--- TASK TO COMPLETE ---
Pick out every line in the records below that contains the string "bold", and copy each one. Only matches with the same uppercase and lowercase letters count.

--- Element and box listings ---
▬▬▬▬▬▬▬▬▬▬

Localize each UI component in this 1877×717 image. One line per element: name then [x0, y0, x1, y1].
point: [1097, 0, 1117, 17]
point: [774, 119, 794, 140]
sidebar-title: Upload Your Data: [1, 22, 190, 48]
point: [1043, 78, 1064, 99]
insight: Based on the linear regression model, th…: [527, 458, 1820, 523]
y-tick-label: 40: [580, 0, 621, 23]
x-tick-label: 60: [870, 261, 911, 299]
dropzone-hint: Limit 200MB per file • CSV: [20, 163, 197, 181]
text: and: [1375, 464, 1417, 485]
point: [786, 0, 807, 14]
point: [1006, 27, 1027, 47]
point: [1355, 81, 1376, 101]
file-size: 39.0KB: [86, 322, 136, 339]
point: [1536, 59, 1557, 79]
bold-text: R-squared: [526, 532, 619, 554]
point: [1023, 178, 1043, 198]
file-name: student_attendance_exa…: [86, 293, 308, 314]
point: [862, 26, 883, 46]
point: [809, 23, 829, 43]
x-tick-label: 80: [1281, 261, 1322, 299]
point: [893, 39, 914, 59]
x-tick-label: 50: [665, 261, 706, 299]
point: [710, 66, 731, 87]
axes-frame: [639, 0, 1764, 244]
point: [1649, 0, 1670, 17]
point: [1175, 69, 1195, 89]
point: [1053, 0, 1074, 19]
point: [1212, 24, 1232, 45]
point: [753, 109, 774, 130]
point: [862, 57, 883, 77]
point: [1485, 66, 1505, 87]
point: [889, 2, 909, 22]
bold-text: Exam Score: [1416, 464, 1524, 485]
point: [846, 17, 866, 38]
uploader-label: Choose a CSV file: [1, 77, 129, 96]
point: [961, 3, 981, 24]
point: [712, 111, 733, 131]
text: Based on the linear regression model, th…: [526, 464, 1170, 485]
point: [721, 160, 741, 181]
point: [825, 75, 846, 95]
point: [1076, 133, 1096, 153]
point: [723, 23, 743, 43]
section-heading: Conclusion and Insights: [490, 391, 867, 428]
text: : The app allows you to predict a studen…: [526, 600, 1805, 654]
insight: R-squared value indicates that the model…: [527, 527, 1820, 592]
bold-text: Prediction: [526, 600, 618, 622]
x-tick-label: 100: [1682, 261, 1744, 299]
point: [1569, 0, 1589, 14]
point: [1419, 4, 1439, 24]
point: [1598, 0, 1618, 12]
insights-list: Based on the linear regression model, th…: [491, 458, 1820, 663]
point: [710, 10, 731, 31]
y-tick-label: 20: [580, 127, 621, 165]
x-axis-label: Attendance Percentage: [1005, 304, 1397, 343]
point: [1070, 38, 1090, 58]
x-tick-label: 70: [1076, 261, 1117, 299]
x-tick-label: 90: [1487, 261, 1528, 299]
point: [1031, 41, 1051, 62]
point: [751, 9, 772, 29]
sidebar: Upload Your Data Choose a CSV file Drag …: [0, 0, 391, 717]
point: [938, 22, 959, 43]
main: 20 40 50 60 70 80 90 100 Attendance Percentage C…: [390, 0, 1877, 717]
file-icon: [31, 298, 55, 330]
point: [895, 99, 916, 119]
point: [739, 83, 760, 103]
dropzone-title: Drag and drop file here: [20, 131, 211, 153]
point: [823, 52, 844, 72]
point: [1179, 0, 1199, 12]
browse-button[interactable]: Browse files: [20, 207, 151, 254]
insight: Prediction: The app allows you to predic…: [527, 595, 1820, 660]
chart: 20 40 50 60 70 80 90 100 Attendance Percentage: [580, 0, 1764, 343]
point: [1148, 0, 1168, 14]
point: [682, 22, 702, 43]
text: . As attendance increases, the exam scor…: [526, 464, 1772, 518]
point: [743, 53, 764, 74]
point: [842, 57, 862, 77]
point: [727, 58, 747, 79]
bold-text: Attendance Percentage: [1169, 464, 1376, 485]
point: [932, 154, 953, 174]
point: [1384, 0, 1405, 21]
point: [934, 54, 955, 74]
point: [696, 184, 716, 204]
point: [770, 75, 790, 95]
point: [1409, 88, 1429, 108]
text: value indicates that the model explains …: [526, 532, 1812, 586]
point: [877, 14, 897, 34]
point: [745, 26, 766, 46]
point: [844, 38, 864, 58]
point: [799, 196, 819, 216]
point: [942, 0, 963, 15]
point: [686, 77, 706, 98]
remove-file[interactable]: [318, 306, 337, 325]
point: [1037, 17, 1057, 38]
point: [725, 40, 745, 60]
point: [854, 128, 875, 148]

▬▬▬▬▬▬▬▬▬▬

--- WORKED SOLUTION ---
bold-text: R-squared: [526, 532, 619, 554]
bold-text: Exam Score: [1416, 464, 1524, 485]
bold-text: Prediction: [526, 600, 618, 622]
bold-text: Attendance Percentage: [1169, 464, 1376, 485]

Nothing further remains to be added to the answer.